■ Aim of the exercise
Return the count of lines that mention "icon", with no other words.
--- Begin Dataset rows ---
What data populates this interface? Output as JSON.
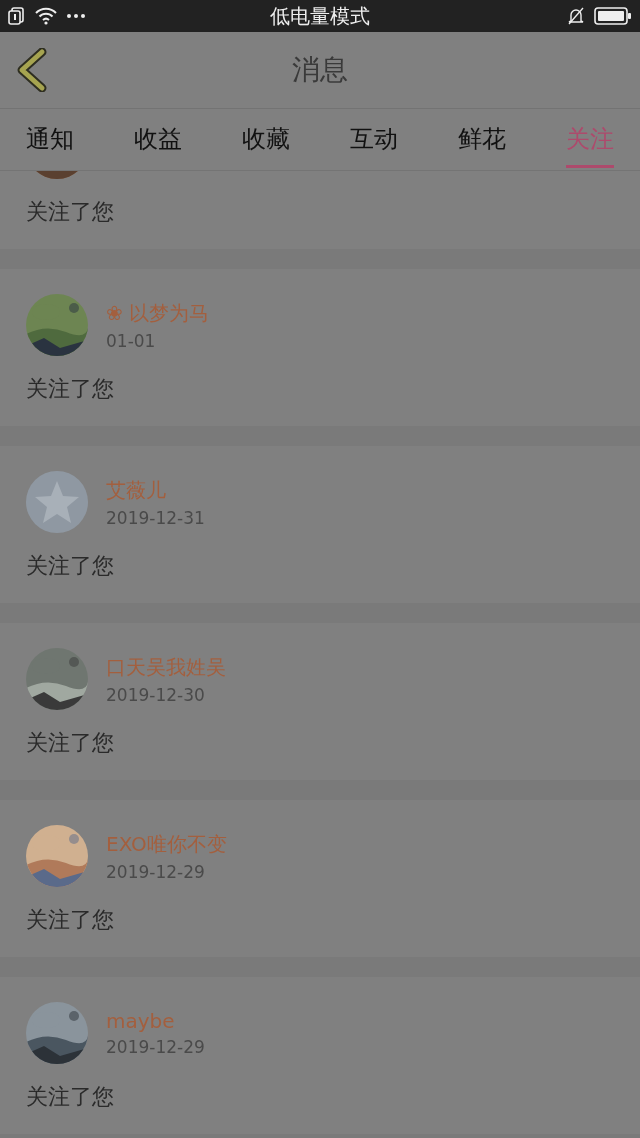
{
  "status_bar": {
    "title": "低电量模式"
  },
  "header": {
    "title": "消息"
  },
  "tabs": [
    {
      "label": "通知",
      "selected": false
    },
    {
      "label": "收益",
      "selected": false
    },
    {
      "label": "收藏",
      "selected": false
    },
    {
      "label": "互动",
      "selected": false
    },
    {
      "label": "鲜花",
      "selected": false
    },
    {
      "label": "关注",
      "selected": true
    }
  ],
  "messages": [
    {
      "text": "关注了您"
    },
    {
      "name": "❀ 以梦为马",
      "date": "01-01",
      "text": "关注了您"
    },
    {
      "kind": "default",
      "name": "艾薇儿",
      "date": "2019-12-31",
      "text": "关注了您"
    },
    {
      "name": "口天吴我姓吴",
      "date": "2019-12-30",
      "text": "关注了您"
    },
    {
      "name": "EXO唯你不变",
      "date": "2019-12-29",
      "text": "关注了您"
    },
    {
      "name": "maybe",
      "date": "2019-12-29",
      "text": "关注了您"
    }
  ]
}
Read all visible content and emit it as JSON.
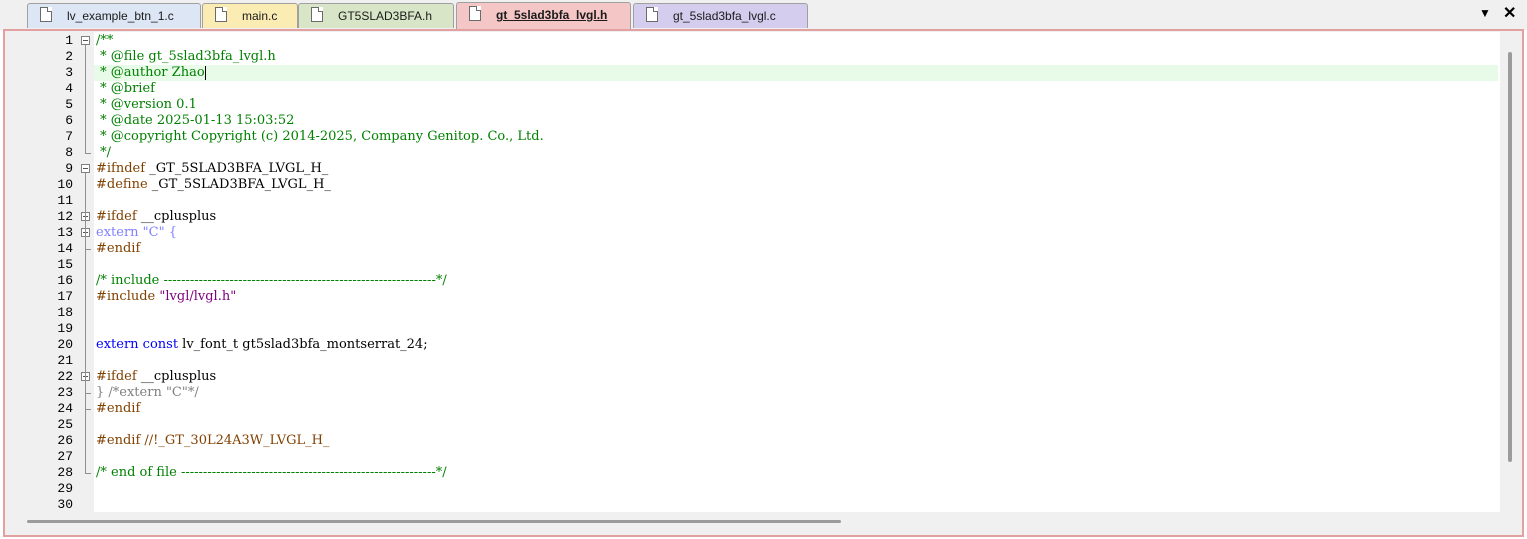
{
  "tabs": [
    {
      "label": "lv_example_btn_1.c",
      "color": "#dde6f5",
      "active": false
    },
    {
      "label": "main.c",
      "color": "#fbecb4",
      "active": false
    },
    {
      "label": "GT5SLAD3BFA.h",
      "color": "#d8e6c7",
      "active": false
    },
    {
      "label": "gt_5slad3bfa_lvgl.h",
      "color": "#f5c6c6",
      "active": true
    },
    {
      "label": "gt_5slad3bfa_lvgl.c",
      "color": "#d4cdee",
      "active": false
    }
  ],
  "window_controls": {
    "menu_arrow": "▼",
    "close": "✕"
  },
  "editor": {
    "current_line": 3,
    "lines": [
      {
        "n": "1",
        "text": "/**"
      },
      {
        "n": "2",
        "text": " * @file gt_5slad3bfa_lvgl.h"
      },
      {
        "n": "3",
        "text": " * @author Zhao"
      },
      {
        "n": "4",
        "text": " * @brief"
      },
      {
        "n": "5",
        "text": " * @version 0.1"
      },
      {
        "n": "6",
        "text": " * @date 2025-01-13 15:03:52"
      },
      {
        "n": "7",
        "text": " * @copyright Copyright (c) 2014-2025, Company Genitop. Co., Ltd."
      },
      {
        "n": "8",
        "text": " */"
      },
      {
        "n": "9",
        "text": "#ifndef _GT_5SLAD3BFA_LVGL_H_"
      },
      {
        "n": "10",
        "text": "#define _GT_5SLAD3BFA_LVGL_H_"
      },
      {
        "n": "11",
        "text": ""
      },
      {
        "n": "12",
        "text": "#ifdef __cplusplus"
      },
      {
        "n": "13",
        "text": "extern \"C\" {"
      },
      {
        "n": "14",
        "text": "#endif"
      },
      {
        "n": "15",
        "text": ""
      },
      {
        "n": "16",
        "text": "/* include --------------------------------------------------------------*/"
      },
      {
        "n": "17",
        "text": "#include \"lvgl/lvgl.h\""
      },
      {
        "n": "18",
        "text": ""
      },
      {
        "n": "19",
        "text": ""
      },
      {
        "n": "20",
        "text": "extern const lv_font_t gt5slad3bfa_montserrat_24;"
      },
      {
        "n": "21",
        "text": ""
      },
      {
        "n": "22",
        "text": "#ifdef __cplusplus"
      },
      {
        "n": "23",
        "text": "} /*extern \"C\"*/"
      },
      {
        "n": "24",
        "text": "#endif"
      },
      {
        "n": "25",
        "text": ""
      },
      {
        "n": "26",
        "text": "#endif //!_GT_30L24A3W_LVGL_H_"
      },
      {
        "n": "27",
        "text": ""
      },
      {
        "n": "28",
        "text": "/* end of file ----------------------------------------------------------*/"
      },
      {
        "n": "29",
        "text": ""
      },
      {
        "n": "30",
        "text": ""
      }
    ]
  }
}
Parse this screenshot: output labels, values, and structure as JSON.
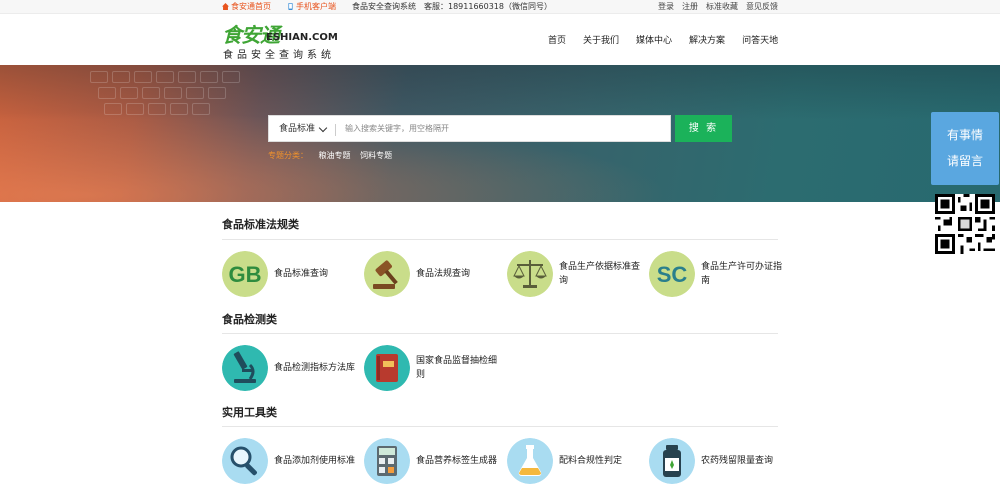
{
  "topbar": {
    "home": "食安通首页",
    "mobile": "手机客户端",
    "system": "食品安全查询系统",
    "service": "客服：18911660318（微信同号）",
    "links": [
      "登录",
      "注册",
      "标准收藏",
      "意见反馈"
    ]
  },
  "logo": {
    "main": "食安通",
    "en": "ESHIAN.COM",
    "sub": "食品安全查询系统"
  },
  "nav": [
    "首页",
    "关于我们",
    "媒体中心",
    "解决方案",
    "问答天地"
  ],
  "search": {
    "category": "食品标准",
    "placeholder": "输入搜索关键字，用空格隔开",
    "button": "搜 索",
    "topics_label": "专题分类：",
    "topics": [
      "粮油专题",
      "饲料专题"
    ]
  },
  "sections": [
    {
      "title": "食品标准法规类",
      "items": [
        {
          "label": "食品标准查询",
          "icon": "gb-icon"
        },
        {
          "label": "食品法规查询",
          "icon": "gavel-icon"
        },
        {
          "label": "食品生产依据标准查询",
          "icon": "scale-icon"
        },
        {
          "label": "食品生产许可办证指南",
          "icon": "sc-icon"
        }
      ]
    },
    {
      "title": "食品检测类",
      "items": [
        {
          "label": "食品检测指标方法库",
          "icon": "microscope-icon"
        },
        {
          "label": "国家食品监督抽检细则",
          "icon": "book-icon"
        }
      ]
    },
    {
      "title": "实用工具类",
      "items": [
        {
          "label": "食品添加剂使用标准",
          "icon": "magnifier-icon"
        },
        {
          "label": "食品营养标签生成器",
          "icon": "calculator-icon"
        },
        {
          "label": "配料合规性判定",
          "icon": "flask-icon"
        },
        {
          "label": "农药残留限量查询",
          "icon": "bottle-icon"
        }
      ]
    }
  ],
  "float": {
    "line1": "有事情",
    "line2": "请留言"
  },
  "colors": {
    "brand_green": "#3fa535",
    "search_button": "#1bb25a",
    "accent_orange": "#e8541e",
    "topic_label": "#f0922c",
    "float_blue": "#5aa7e0"
  }
}
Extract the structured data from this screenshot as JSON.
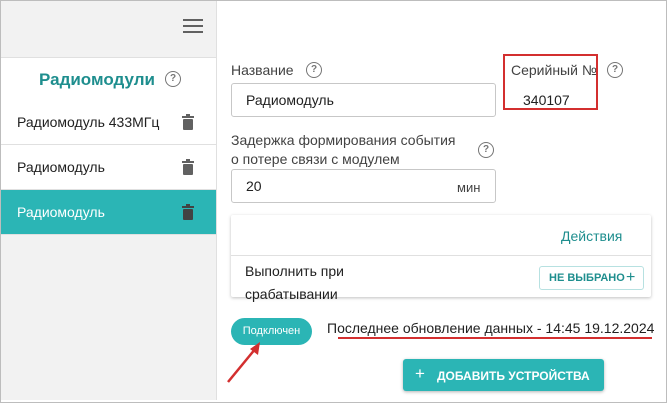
{
  "sidebar": {
    "title": "Радиомодули",
    "items": [
      {
        "label": "Радиомодуль 433МГц",
        "active": false
      },
      {
        "label": "Радиомодуль",
        "active": false
      },
      {
        "label": "Радиомодуль",
        "active": true
      }
    ]
  },
  "form": {
    "name_label": "Название",
    "name_value": "Радиомодуль",
    "serial_label": "Серийный №",
    "serial_value": "340107",
    "delay_label_line1": "Задержка формирования события",
    "delay_label_line2": "о потере связи с модулем",
    "delay_value": "20",
    "delay_unit": "мин"
  },
  "actions": {
    "title": "Действия",
    "trigger_line1": "Выполнить при",
    "trigger_line2": "срабатывании",
    "select_label": "НЕ ВЫБРАНО"
  },
  "status": {
    "badge": "Подключен",
    "last_update": "Последнее обновление данных - 14:45 19.12.2024"
  },
  "buttons": {
    "add_devices": "ДОБАВИТЬ УСТРОЙСТВА"
  },
  "colors": {
    "accent": "#2bb5b5",
    "accent_text": "#1e8e8e",
    "annotation": "#d32f2f"
  }
}
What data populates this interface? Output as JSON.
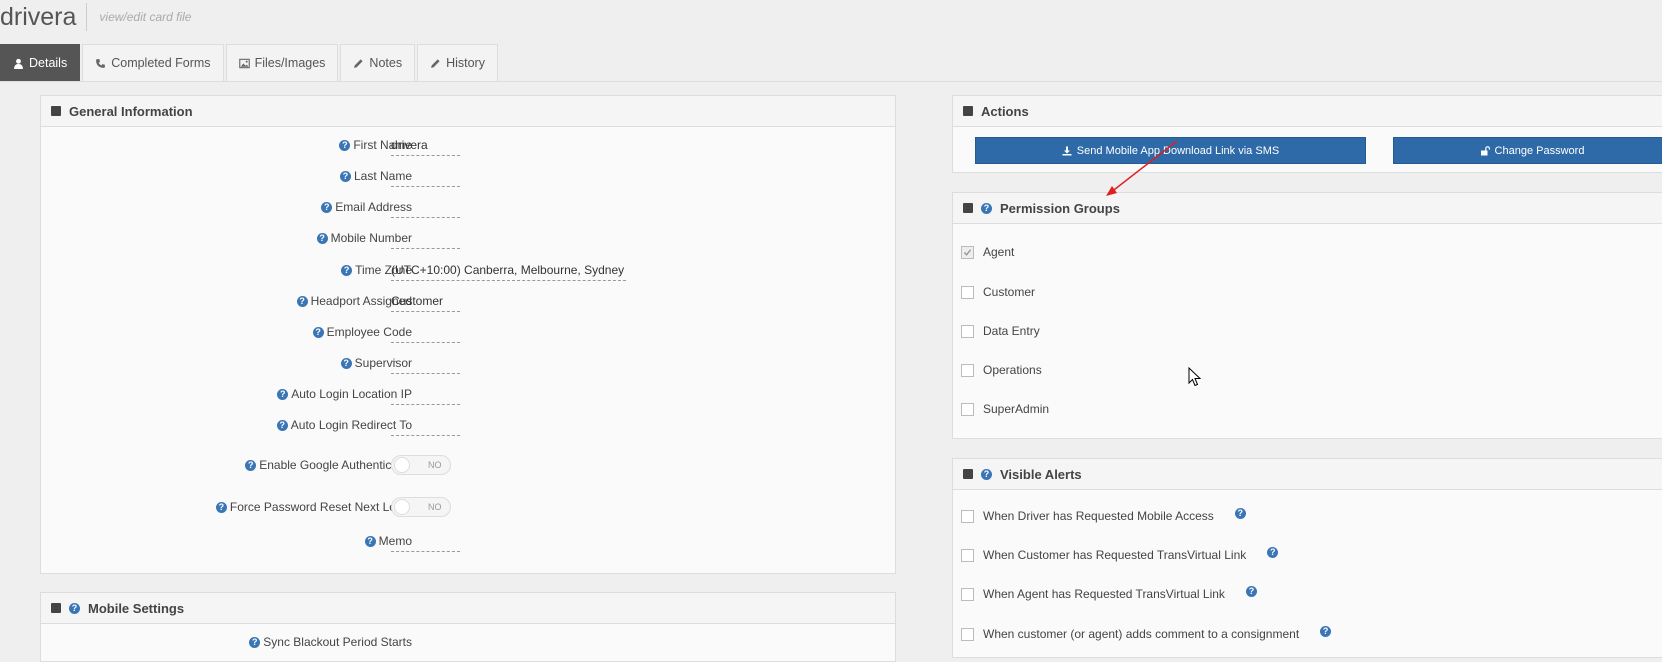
--- End Dataset rows ---
■ Solved exercise
10